YOUR TASK: Repeat the listing that follows, character for character, minus the pictures.

** Begin EXERCISE MATERIALS **

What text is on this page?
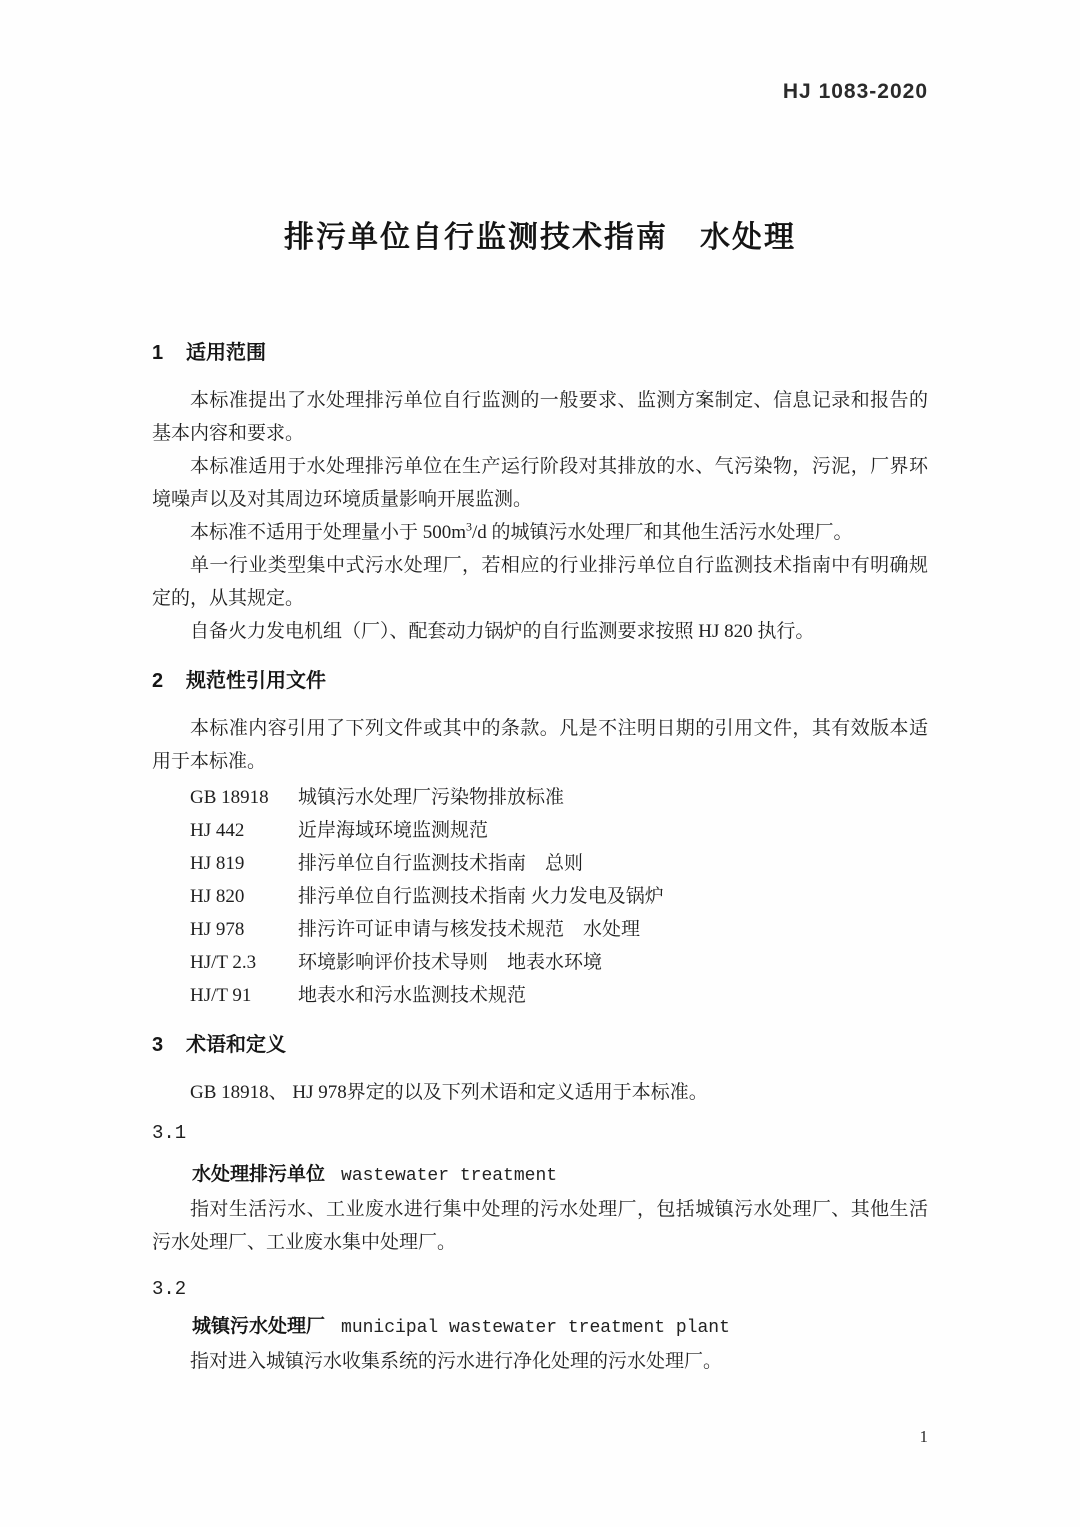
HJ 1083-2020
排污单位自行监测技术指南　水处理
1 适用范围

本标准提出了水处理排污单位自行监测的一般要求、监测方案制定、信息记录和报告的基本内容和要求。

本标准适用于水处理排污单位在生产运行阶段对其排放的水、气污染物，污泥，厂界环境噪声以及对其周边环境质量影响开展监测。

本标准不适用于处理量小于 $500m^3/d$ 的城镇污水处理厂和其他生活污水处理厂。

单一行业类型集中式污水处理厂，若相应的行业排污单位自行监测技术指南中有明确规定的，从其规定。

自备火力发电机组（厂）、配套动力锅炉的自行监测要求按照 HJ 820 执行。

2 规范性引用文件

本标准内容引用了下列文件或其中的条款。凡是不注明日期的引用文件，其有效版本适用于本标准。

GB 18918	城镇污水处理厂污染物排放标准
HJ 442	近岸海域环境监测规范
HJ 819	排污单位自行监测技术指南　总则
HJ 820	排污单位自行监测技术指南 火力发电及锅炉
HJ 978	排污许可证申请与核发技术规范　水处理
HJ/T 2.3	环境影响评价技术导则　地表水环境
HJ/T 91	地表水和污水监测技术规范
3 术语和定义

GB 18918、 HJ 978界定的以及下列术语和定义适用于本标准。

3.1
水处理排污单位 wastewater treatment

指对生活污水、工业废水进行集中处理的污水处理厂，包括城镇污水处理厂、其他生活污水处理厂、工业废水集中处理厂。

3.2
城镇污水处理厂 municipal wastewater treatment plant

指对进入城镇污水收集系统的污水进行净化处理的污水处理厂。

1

** End EXERCISE MATERIALS **

CORRECT OUTPUT:
What text is on this page?
HJ 1083-2020
排污单位自行监测技术指南　水处理
1 适用范围

本标准提出了水处理排污单位自行监测的一般要求、监测方案制定、信息记录和报告的基本内容和要求。

本标准适用于水处理排污单位在生产运行阶段对其排放的水、气污染物，污泥，厂界环境噪声以及对其周边环境质量影响开展监测。

本标准不适用于处理量小于 $500m^3/d$ 的城镇污水处理厂和其他生活污水处理厂。

单一行业类型集中式污水处理厂，若相应的行业排污单位自行监测技术指南中有明确规定的，从其规定。

自备火力发电机组（厂）、配套动力锅炉的自行监测要求按照 HJ 820 执行。

2 规范性引用文件

本标准内容引用了下列文件或其中的条款。凡是不注明日期的引用文件，其有效版本适用于本标准。

GB 18918	城镇污水处理厂污染物排放标准
HJ 442	近岸海域环境监测规范
HJ 819	排污单位自行监测技术指南　总则
HJ 820	排污单位自行监测技术指南 火力发电及锅炉
HJ 978	排污许可证申请与核发技术规范　水处理
HJ/T 2.3	环境影响评价技术导则　地表水环境
HJ/T 91	地表水和污水监测技术规范
3 术语和定义

GB 18918、 HJ 978界定的以及下列术语和定义适用于本标准。

3.1
水处理排污单位 wastewater treatment

指对生活污水、工业废水进行集中处理的污水处理厂，包括城镇污水处理厂、其他生活污水处理厂、工业废水集中处理厂。

3.2
城镇污水处理厂 municipal wastewater treatment plant

指对进入城镇污水收集系统的污水进行净化处理的污水处理厂。

1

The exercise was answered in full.